◆ Objective
Give the number of lines in the records below that include "movie". Reply with that number alone.

━━━━━━━━━━

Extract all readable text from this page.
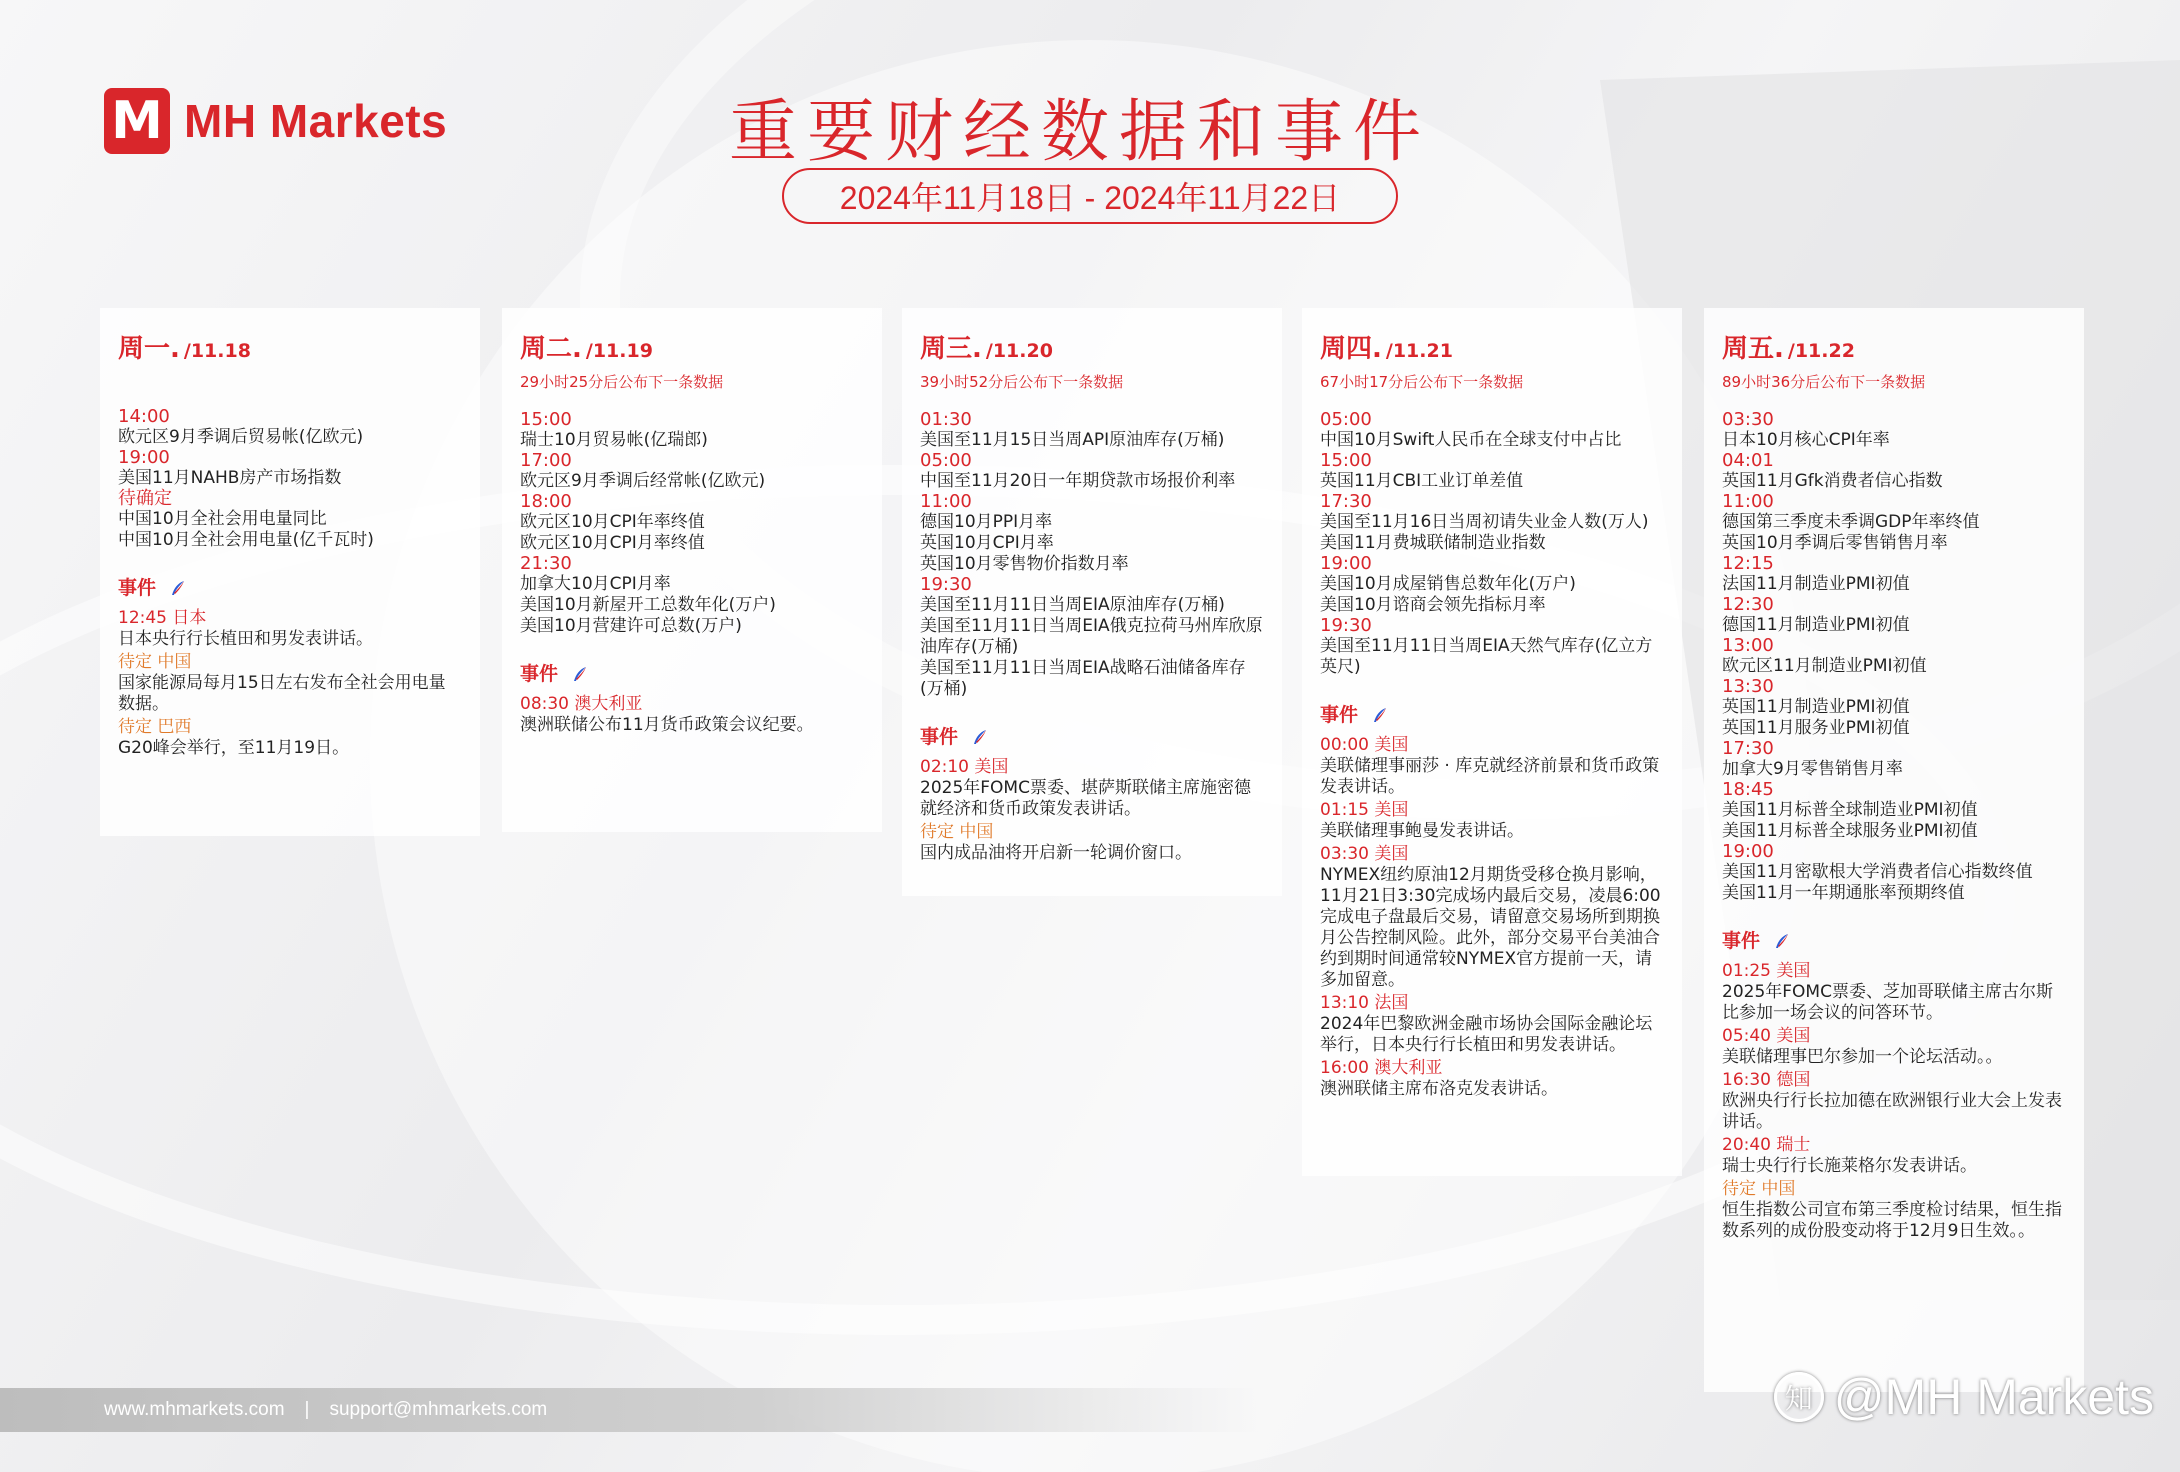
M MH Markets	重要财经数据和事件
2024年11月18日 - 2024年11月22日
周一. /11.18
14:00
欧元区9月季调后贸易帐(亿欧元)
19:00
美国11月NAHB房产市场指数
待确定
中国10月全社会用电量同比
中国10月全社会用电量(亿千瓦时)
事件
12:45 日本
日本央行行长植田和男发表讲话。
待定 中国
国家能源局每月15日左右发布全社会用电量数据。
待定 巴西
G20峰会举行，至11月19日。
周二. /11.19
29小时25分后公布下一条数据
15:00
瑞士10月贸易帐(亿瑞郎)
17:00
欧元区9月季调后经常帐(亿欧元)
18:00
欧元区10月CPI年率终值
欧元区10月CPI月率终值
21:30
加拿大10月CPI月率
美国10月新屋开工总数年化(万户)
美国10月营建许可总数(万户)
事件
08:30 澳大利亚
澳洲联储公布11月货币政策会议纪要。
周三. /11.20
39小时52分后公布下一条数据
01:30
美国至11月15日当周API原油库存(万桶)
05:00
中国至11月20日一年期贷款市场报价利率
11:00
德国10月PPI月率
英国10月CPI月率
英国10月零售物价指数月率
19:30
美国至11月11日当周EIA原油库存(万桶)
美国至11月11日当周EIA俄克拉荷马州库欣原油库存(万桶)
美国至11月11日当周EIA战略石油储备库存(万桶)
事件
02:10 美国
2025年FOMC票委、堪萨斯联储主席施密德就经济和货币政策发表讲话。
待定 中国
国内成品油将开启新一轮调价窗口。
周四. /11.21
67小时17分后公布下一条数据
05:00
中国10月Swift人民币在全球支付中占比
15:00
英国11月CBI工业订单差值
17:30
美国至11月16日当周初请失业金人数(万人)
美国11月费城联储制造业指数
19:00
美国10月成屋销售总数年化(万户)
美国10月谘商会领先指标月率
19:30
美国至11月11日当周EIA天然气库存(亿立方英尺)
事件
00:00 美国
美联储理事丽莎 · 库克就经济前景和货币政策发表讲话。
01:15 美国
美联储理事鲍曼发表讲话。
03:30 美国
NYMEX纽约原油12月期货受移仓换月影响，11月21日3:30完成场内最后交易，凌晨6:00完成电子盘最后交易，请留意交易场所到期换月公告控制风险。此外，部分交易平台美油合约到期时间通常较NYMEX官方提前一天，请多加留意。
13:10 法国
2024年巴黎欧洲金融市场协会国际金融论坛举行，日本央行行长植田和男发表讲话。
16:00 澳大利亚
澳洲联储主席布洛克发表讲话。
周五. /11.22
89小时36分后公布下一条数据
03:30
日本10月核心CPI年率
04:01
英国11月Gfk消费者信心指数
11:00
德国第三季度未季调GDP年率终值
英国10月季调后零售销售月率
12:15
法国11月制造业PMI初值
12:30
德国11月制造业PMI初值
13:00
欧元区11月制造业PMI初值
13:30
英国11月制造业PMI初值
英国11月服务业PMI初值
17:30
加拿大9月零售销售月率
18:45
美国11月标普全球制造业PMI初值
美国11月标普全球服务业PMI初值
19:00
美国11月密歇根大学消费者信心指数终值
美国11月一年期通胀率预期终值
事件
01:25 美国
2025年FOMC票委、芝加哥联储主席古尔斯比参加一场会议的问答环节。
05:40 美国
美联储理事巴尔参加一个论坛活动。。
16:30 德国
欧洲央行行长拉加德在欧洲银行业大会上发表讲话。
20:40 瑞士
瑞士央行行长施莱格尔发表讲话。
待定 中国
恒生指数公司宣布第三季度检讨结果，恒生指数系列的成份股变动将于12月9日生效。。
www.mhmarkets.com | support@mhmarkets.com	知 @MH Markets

━━━━━━━━━━

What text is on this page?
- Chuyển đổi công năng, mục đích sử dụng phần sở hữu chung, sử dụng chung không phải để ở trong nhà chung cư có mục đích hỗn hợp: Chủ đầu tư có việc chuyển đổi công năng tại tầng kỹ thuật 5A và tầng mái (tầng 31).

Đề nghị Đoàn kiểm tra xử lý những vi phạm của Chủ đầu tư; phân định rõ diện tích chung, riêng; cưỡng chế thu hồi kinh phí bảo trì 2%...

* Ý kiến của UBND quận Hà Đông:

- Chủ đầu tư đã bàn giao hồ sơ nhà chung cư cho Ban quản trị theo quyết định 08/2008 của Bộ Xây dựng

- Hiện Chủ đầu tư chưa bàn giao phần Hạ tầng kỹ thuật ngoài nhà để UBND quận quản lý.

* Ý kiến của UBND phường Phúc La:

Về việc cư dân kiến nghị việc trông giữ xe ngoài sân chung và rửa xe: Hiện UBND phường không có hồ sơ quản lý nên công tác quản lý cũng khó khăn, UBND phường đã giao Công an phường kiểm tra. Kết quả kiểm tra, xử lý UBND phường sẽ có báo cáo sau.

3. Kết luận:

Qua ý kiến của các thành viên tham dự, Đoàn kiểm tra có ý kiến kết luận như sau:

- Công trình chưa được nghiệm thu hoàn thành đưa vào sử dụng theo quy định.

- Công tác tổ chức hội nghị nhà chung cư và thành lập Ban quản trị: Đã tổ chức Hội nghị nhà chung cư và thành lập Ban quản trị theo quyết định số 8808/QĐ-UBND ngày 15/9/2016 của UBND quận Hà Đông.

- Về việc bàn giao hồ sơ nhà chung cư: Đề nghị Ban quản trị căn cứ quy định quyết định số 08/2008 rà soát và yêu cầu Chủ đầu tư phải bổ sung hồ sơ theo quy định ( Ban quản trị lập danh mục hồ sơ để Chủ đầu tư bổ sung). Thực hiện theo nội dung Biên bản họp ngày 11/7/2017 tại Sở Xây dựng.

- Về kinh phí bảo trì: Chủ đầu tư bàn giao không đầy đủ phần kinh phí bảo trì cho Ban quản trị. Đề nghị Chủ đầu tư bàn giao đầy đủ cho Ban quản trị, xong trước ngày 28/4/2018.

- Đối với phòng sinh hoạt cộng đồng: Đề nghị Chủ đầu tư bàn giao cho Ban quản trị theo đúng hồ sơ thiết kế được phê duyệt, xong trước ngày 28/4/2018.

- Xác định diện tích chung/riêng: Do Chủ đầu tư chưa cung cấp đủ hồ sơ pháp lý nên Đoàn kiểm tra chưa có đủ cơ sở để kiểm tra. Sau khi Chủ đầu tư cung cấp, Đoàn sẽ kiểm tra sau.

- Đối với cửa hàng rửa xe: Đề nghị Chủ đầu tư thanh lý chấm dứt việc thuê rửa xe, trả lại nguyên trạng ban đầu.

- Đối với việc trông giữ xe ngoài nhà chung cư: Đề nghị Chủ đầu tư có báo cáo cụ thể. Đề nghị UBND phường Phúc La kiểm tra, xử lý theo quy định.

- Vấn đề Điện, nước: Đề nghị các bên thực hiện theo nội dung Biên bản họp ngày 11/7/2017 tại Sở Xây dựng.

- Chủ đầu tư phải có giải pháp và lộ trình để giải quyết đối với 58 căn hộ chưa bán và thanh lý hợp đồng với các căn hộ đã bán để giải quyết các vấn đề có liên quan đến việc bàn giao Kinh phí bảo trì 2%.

━━━━━━━━━━

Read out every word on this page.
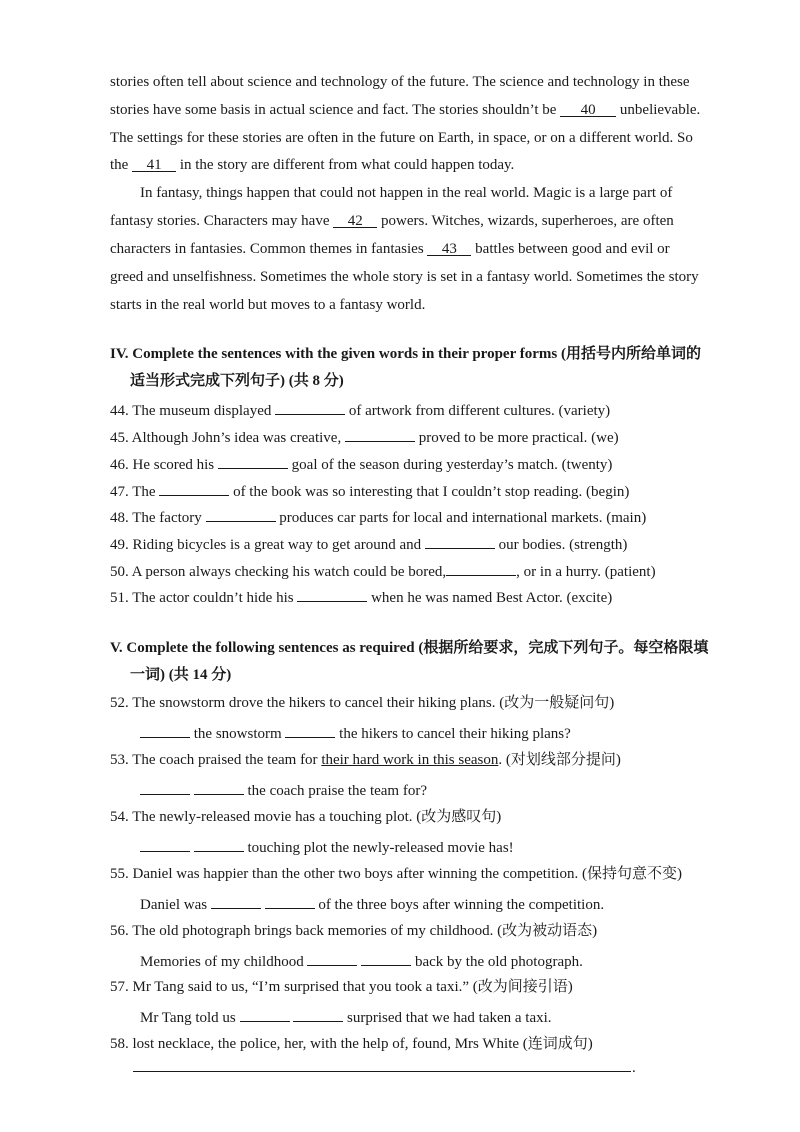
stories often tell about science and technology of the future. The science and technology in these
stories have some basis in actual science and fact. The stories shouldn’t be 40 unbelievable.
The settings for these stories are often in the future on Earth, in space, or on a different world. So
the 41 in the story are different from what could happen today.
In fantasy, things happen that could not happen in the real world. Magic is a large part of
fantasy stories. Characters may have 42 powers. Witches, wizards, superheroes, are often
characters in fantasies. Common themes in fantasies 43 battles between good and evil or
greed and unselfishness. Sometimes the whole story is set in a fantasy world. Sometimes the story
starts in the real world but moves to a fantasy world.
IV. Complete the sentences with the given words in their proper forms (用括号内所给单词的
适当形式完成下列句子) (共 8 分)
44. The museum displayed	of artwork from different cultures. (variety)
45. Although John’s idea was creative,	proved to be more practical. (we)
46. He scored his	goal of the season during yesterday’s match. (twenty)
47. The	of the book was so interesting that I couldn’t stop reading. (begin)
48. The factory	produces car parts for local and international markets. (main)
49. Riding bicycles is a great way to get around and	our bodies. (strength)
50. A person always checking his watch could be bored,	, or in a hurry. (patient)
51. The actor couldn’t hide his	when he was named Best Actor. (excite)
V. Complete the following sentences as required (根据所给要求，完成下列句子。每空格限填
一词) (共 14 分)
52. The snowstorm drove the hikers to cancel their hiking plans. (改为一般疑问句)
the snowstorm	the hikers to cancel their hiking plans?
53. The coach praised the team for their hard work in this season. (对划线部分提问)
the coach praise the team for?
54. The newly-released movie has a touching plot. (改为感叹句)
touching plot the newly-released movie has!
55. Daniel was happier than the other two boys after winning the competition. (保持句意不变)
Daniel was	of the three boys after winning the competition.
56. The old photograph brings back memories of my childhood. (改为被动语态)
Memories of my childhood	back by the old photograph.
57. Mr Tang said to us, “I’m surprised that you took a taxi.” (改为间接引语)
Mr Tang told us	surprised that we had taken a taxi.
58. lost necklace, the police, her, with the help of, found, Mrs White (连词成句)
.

━━━━━━━━━━

◆ Response to the exercise
2